Filter the data for lines with the word "László", then copy every line so identified.
--- start Material for this task ---
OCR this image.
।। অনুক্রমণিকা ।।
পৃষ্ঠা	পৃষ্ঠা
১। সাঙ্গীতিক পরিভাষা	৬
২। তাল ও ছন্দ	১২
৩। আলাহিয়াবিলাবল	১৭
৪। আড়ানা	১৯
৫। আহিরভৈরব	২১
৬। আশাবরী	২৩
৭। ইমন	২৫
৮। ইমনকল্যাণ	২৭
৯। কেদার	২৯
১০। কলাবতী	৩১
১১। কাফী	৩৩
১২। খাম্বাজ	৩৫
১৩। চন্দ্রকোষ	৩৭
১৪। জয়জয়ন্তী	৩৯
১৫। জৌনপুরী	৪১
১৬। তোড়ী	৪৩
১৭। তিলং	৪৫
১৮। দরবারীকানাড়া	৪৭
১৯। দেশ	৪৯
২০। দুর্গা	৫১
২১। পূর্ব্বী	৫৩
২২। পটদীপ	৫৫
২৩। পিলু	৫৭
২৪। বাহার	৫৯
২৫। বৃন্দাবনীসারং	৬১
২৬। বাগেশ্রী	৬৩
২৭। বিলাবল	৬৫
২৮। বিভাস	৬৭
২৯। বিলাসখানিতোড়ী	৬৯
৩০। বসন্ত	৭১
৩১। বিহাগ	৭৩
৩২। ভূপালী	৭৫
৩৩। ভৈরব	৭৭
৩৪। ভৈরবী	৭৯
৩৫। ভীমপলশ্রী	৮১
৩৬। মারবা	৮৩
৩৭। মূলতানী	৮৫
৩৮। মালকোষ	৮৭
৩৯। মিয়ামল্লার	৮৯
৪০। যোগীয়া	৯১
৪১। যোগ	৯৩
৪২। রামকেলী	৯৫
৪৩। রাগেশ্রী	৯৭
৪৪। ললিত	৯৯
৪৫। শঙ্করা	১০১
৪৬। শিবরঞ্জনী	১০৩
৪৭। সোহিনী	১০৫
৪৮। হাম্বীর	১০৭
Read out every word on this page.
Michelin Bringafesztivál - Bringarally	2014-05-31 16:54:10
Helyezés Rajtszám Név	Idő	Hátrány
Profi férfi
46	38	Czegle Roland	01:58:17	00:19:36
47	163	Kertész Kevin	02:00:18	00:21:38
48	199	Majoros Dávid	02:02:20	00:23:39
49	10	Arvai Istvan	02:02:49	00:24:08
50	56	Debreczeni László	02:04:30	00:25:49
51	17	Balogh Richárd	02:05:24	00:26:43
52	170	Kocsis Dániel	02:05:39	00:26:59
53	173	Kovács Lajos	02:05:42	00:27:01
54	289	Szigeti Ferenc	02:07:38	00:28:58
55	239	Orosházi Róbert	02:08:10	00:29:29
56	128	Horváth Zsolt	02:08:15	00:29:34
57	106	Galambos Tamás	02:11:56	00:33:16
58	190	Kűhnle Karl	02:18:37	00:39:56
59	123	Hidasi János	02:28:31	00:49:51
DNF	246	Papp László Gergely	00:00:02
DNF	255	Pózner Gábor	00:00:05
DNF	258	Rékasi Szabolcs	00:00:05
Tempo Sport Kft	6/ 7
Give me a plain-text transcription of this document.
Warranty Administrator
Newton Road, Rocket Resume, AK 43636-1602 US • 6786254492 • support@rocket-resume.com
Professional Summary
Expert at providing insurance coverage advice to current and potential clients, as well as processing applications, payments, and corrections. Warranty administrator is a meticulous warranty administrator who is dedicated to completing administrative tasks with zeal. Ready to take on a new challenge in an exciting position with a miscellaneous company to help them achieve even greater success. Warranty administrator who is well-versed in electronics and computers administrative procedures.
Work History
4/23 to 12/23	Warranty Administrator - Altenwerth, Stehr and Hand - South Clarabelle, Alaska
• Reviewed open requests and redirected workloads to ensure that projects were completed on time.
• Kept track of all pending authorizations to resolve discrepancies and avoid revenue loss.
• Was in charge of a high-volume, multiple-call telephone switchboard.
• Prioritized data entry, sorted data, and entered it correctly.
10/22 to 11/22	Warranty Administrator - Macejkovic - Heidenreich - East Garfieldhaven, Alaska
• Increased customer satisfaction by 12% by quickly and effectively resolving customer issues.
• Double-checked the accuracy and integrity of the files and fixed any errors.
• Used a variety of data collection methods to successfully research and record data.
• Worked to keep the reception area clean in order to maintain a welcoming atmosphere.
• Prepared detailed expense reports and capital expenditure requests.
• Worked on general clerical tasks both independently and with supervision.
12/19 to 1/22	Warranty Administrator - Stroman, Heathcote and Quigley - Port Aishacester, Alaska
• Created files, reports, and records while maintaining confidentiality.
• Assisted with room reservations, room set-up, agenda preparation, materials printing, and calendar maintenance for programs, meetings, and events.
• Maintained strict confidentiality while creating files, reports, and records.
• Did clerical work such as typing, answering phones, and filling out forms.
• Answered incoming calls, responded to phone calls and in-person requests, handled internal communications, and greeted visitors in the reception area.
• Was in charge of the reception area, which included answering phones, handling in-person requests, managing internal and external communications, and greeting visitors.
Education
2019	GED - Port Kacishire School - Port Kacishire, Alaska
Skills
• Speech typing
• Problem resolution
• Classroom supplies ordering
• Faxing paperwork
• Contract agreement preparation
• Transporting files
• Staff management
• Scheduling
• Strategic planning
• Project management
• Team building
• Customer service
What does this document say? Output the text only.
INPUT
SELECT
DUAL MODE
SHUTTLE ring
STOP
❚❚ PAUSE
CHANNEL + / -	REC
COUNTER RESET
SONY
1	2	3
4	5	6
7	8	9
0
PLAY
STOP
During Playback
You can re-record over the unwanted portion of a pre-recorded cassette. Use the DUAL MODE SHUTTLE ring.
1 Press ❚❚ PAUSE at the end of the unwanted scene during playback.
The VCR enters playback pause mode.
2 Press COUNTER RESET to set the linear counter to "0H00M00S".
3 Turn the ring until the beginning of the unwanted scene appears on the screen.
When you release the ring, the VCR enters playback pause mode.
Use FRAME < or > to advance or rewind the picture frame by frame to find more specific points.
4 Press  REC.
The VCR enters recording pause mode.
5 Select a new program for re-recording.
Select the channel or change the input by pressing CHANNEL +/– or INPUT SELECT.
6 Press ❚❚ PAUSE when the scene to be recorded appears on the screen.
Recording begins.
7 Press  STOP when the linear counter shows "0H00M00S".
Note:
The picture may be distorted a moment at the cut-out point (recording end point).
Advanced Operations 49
--- end Material for this task ---
Task answer
50	56	Debreczeni László	02:04:30	00:25:49
DNF	246	Papp László Gergely	00:00:02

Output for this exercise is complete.